Layout coordinate data:
******************************

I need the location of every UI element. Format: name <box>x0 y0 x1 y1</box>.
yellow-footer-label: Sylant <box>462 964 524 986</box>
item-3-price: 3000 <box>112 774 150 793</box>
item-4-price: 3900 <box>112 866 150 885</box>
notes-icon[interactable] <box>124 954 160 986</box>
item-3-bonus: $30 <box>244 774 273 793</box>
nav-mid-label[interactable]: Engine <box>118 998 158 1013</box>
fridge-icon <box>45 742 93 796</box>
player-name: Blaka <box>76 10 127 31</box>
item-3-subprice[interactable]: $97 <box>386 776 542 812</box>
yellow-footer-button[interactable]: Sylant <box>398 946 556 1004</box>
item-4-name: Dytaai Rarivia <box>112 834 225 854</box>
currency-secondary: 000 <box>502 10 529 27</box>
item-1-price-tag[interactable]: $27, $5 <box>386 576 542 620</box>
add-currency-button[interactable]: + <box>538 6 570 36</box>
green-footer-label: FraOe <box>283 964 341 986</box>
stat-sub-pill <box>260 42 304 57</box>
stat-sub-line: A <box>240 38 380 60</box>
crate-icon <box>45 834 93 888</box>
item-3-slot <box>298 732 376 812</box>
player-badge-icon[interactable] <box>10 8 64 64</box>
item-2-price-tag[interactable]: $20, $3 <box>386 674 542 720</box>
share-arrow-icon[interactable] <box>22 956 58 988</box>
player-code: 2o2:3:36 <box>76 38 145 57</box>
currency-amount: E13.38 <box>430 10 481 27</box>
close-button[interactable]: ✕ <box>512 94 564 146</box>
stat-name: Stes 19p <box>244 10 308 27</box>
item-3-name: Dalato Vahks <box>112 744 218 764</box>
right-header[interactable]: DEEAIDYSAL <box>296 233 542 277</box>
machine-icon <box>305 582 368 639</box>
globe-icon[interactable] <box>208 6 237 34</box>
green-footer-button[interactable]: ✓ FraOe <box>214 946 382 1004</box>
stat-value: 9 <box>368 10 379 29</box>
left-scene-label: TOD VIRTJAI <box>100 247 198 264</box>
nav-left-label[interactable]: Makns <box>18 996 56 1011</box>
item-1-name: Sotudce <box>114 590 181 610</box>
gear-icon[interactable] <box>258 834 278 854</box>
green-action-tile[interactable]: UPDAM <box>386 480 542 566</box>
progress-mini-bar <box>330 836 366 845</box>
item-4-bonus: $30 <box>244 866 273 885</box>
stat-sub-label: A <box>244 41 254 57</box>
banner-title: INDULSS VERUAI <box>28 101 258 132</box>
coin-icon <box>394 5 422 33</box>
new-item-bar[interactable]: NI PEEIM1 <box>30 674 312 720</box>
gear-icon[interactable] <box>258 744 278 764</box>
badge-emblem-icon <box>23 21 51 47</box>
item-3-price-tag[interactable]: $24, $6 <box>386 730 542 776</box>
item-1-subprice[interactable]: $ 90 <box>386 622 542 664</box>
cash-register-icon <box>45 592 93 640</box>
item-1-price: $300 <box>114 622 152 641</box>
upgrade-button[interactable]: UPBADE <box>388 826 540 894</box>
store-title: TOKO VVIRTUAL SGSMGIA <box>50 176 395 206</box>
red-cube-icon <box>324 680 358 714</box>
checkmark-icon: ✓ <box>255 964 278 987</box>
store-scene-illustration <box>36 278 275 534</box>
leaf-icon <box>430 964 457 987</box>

******************************

WORK TO DO:
Put every line of the data above into a Markdown table with two columns, Row and Line. Number the rows in order and skip any blank lines.

ANSWER TO THE PROBLEM:
| Row | Line |
|---|---|
| 1 | I need the location of every UI element. Format: name <box>x0 y0 x1 y1</box>. |
| 2 | yellow-footer-label: Sylant <box>462 964 524 986</box> |
| 3 | item-3-price: 3000 <box>112 774 150 793</box> |
| 4 | item-4-price: 3900 <box>112 866 150 885</box> |
| 5 | notes-icon[interactable] <box>124 954 160 986</box> |
| 6 | item-3-bonus: $30 <box>244 774 273 793</box> |
| 7 | nav-mid-label[interactable]: Engine <box>118 998 158 1013</box> |
| 8 | fridge-icon <box>45 742 93 796</box> |
| 9 | player-name: Blaka <box>76 10 127 31</box> |
| 10 | item-3-subprice[interactable]: $97 <box>386 776 542 812</box> |
| 11 | yellow-footer-button[interactable]: Sylant <box>398 946 556 1004</box> |
| 12 | item-4-name: Dytaai Rarivia <box>112 834 225 854</box> |
| 13 | currency-secondary: 000 <box>502 10 529 27</box> |
| 14 | item-1-price-tag[interactable]: $27, $5 <box>386 576 542 620</box> |
| 15 | add-currency-button[interactable]: + <box>538 6 570 36</box> |
| 16 | green-footer-label: FraOe <box>283 964 341 986</box> |
| 17 | stat-sub-pill <box>260 42 304 57</box> |
| 18 | stat-sub-line: A <box>240 38 380 60</box> |
| 19 | crate-icon <box>45 834 93 888</box> |
| 20 | item-3-slot <box>298 732 376 812</box> |
| 21 | player-badge-icon[interactable] <box>10 8 64 64</box> |
| 22 | item-2-price-tag[interactable]: $20, $3 <box>386 674 542 720</box> |
| 23 | share-arrow-icon[interactable] <box>22 956 58 988</box> |
| 24 | player-code: 2o2:3:36 <box>76 38 145 57</box> |
| 25 | currency-amount: E13.38 <box>430 10 481 27</box> |
| 26 | close-button[interactable]: ✕ <box>512 94 564 146</box> |
| 27 | stat-name: Stes 19p <box>244 10 308 27</box> |
| 28 | item-3-name: Dalato Vahks <box>112 744 218 764</box> |
| 29 | right-header[interactable]: DEEAIDYSAL <box>296 233 542 277</box> |
| 30 | machine-icon <box>305 582 368 639</box> |
| 31 | globe-icon[interactable] <box>208 6 237 34</box> |
| 32 | green-footer-button[interactable]: ✓ FraOe <box>214 946 382 1004</box> |
| 33 | stat-value: 9 <box>368 10 379 29</box> |
| 34 | left-scene-label: TOD VIRTJAI <box>100 247 198 264</box> |
| 35 | nav-left-label[interactable]: Makns <box>18 996 56 1011</box> |
| 36 | item-1-name: Sotudce <box>114 590 181 610</box> |
| 37 | gear-icon[interactable] <box>258 834 278 854</box> |
| 38 | green-action-tile[interactable]: UPDAM <box>386 480 542 566</box> |
| 39 | progress-mini-bar <box>330 836 366 845</box> |
| 40 | item-4-bonus: $30 <box>244 866 273 885</box> |
| 41 | stat-sub-label: A <box>244 41 254 57</box> |
| 42 | banner-title: INDULSS VERUAI <box>28 101 258 132</box> |
| 43 | coin-icon <box>394 5 422 33</box> |
| 44 | new-item-bar[interactable]: NI PEEIM1 <box>30 674 312 720</box> |
| 45 | gear-icon[interactable] <box>258 744 278 764</box> |
| 46 | badge-emblem-icon <box>23 21 51 47</box> |
| 47 | item-3-price-tag[interactable]: $24, $6 <box>386 730 542 776</box> |
| 48 | item-1-subprice[interactable]: $ 90 <box>386 622 542 664</box> |
| 49 | cash-register-icon <box>45 592 93 640</box> |
| 50 | item-1-price: $300 <box>114 622 152 641</box> |
| 51 | upgrade-button[interactable]: UPBADE <box>388 826 540 894</box> |
| 52 | store-title: TOKO VVIRTUAL SGSMGIA <box>50 176 395 206</box> |
| 53 | red-cube-icon <box>324 680 358 714</box> |
| 54 | checkmark-icon: ✓ <box>255 964 278 987</box> |
| 55 | store-scene-illustration <box>36 278 275 534</box> |
| 56 | leaf-icon <box>430 964 457 987</box> |